EXERCISE BRIEF:
Your answer should be a single number: the count of lines containing the string "from".

Data entries for graphics:
╔══

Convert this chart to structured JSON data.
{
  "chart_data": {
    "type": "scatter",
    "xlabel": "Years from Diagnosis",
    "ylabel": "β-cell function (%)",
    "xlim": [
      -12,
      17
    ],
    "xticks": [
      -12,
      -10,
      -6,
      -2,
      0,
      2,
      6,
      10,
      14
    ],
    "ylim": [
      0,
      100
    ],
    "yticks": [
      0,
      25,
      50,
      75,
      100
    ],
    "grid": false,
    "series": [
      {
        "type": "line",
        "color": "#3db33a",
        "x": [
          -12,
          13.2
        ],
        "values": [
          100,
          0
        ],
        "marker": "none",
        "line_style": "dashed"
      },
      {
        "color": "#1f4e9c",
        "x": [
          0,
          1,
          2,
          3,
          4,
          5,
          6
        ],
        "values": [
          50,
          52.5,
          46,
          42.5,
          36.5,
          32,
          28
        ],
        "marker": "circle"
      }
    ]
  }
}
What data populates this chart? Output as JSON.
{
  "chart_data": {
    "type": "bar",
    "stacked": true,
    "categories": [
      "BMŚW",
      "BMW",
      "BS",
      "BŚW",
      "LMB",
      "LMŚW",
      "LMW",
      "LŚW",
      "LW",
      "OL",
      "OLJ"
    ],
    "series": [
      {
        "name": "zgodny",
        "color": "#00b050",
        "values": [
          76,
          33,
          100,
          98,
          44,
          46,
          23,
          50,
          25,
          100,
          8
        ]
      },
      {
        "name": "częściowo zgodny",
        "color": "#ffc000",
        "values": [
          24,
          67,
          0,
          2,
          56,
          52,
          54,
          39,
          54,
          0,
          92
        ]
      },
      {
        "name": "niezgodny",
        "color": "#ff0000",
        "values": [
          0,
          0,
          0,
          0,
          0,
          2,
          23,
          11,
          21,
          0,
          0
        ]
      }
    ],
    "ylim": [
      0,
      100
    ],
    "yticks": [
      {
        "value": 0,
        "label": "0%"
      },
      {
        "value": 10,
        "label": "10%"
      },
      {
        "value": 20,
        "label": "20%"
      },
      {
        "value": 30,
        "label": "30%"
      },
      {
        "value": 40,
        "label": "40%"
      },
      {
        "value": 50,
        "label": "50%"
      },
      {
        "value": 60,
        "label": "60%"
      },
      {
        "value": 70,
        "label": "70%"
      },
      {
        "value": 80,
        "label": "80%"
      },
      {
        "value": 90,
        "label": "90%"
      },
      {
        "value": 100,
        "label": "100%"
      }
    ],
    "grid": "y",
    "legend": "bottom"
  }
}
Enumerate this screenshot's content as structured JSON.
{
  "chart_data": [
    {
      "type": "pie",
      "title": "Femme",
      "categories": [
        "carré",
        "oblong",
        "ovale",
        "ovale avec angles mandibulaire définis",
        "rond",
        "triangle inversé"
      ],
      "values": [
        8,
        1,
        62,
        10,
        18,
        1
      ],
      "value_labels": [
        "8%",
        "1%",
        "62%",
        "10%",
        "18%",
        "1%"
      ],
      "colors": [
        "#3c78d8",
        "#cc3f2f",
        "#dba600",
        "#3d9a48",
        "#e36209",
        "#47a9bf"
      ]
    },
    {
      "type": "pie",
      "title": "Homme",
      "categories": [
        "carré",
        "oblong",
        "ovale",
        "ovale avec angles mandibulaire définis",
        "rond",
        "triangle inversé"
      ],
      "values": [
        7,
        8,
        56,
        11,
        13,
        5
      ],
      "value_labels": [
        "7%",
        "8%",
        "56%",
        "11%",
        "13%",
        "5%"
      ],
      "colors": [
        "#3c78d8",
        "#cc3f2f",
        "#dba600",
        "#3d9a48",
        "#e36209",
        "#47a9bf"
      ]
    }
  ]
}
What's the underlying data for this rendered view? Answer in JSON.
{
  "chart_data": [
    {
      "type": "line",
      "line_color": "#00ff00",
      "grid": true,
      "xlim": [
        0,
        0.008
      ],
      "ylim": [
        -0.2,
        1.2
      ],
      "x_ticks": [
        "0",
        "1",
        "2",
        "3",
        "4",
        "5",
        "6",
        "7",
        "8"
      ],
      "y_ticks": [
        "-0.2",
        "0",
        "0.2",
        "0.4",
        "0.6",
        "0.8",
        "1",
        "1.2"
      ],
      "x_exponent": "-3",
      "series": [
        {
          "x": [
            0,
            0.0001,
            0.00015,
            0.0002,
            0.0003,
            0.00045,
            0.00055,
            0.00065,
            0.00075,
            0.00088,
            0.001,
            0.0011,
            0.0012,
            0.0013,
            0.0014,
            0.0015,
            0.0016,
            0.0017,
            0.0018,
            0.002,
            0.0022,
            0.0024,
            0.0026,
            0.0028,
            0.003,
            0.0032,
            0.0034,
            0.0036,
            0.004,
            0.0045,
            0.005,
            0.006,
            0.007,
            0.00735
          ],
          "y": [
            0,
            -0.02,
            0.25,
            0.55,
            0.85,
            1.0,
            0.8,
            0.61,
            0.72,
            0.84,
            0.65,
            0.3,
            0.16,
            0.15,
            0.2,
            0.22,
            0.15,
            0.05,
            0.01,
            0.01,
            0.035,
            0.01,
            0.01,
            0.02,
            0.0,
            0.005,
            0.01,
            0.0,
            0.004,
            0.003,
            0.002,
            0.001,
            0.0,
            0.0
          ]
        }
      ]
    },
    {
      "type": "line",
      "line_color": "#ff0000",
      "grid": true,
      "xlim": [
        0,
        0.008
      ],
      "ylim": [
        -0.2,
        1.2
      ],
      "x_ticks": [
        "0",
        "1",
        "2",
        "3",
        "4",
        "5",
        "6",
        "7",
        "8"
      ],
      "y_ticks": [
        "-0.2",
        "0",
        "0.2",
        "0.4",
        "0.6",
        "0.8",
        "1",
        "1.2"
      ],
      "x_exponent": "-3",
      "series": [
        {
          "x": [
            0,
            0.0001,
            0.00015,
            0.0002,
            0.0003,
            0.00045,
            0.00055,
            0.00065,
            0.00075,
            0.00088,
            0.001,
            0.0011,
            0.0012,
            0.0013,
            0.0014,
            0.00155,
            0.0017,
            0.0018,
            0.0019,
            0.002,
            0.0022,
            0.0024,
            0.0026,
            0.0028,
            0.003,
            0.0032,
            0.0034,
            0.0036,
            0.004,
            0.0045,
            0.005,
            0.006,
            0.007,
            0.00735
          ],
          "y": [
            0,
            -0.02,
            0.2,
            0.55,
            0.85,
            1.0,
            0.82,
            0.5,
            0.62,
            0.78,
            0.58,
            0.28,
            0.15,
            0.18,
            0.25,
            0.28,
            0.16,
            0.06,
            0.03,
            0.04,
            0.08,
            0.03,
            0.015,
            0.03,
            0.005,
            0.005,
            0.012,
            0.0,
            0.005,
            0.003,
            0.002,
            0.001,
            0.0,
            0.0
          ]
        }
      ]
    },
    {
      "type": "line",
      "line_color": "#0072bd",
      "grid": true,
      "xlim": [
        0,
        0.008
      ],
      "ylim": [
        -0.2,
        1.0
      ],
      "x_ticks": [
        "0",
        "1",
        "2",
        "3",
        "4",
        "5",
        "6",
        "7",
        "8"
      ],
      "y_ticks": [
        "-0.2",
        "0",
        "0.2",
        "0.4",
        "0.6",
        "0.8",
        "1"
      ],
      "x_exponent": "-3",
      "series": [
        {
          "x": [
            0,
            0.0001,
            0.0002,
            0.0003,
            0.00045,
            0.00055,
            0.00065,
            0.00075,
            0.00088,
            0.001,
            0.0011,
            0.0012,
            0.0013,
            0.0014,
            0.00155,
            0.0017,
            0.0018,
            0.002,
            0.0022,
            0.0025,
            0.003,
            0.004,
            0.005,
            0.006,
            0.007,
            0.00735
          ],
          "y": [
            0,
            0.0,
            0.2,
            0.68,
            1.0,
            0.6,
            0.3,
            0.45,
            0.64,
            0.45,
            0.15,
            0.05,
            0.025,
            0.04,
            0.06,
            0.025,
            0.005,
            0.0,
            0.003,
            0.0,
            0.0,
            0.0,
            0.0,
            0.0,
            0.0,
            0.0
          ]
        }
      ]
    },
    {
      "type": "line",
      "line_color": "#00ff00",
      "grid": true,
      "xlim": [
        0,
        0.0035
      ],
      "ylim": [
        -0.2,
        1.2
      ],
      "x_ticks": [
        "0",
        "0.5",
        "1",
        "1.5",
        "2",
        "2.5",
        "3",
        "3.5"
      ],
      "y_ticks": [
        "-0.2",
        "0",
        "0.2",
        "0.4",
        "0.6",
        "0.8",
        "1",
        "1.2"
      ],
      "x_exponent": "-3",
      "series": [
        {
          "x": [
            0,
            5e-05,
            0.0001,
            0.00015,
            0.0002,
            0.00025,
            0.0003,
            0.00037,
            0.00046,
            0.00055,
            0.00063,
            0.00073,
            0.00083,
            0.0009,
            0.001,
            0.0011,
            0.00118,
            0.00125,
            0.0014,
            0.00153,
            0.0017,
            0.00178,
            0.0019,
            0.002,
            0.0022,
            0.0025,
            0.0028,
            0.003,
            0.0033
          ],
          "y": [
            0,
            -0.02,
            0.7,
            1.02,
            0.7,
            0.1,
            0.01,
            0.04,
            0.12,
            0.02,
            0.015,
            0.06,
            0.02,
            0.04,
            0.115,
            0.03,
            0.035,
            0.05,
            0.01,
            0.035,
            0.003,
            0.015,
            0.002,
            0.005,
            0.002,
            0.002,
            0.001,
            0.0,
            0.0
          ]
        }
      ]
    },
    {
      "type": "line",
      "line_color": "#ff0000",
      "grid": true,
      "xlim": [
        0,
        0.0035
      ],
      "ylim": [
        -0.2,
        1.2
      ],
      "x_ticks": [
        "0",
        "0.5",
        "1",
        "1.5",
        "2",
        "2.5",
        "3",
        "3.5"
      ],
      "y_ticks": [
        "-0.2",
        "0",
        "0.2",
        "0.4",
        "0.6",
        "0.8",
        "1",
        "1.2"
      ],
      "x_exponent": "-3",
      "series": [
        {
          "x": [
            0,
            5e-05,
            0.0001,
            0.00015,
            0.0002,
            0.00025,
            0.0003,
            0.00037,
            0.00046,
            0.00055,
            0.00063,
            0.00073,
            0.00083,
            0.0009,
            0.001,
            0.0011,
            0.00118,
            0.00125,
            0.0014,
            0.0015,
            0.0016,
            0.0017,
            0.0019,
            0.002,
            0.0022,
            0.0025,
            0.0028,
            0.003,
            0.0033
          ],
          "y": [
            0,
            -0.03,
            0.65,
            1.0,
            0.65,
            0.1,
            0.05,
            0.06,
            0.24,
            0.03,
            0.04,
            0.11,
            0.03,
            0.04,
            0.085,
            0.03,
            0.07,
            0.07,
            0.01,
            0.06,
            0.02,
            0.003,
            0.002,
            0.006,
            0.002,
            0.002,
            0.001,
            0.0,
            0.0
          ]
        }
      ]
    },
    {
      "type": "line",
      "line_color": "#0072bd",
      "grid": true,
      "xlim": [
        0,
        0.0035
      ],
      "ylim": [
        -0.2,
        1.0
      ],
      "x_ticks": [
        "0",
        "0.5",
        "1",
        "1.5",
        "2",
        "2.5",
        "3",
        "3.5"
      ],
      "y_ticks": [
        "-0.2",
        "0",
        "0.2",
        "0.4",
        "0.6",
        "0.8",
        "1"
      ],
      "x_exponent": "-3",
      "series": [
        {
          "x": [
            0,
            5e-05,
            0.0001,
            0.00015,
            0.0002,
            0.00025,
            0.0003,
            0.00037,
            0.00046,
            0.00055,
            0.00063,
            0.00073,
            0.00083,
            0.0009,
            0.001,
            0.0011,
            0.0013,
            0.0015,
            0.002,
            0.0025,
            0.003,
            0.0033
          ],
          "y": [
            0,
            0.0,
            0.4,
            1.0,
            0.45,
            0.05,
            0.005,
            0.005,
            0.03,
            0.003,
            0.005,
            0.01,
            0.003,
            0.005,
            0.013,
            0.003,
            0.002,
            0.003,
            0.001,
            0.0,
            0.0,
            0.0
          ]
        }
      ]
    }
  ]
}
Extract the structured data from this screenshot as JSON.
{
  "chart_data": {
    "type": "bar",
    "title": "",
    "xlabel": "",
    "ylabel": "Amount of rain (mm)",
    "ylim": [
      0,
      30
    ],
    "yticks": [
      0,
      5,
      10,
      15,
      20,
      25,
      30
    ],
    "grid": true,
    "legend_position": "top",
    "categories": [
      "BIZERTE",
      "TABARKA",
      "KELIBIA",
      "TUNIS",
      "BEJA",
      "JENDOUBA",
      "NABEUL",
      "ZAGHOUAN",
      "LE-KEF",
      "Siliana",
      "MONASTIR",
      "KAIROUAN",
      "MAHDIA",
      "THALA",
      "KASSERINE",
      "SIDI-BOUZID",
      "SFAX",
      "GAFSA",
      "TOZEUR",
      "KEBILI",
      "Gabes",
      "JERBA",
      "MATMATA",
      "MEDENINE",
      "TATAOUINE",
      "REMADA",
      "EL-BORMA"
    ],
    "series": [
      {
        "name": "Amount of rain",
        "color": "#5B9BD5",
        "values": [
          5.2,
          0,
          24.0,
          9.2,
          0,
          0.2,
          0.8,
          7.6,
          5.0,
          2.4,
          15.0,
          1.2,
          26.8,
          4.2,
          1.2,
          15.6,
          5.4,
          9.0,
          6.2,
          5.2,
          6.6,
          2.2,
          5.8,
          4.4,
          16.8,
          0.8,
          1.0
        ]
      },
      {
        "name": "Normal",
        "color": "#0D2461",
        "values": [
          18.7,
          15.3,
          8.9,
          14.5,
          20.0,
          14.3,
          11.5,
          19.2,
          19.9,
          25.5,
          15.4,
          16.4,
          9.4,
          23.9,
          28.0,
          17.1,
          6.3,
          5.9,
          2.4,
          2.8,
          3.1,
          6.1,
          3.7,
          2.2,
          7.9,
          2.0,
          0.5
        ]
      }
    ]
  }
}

╚══

RESPONSE TO THIS EXERCISE:
2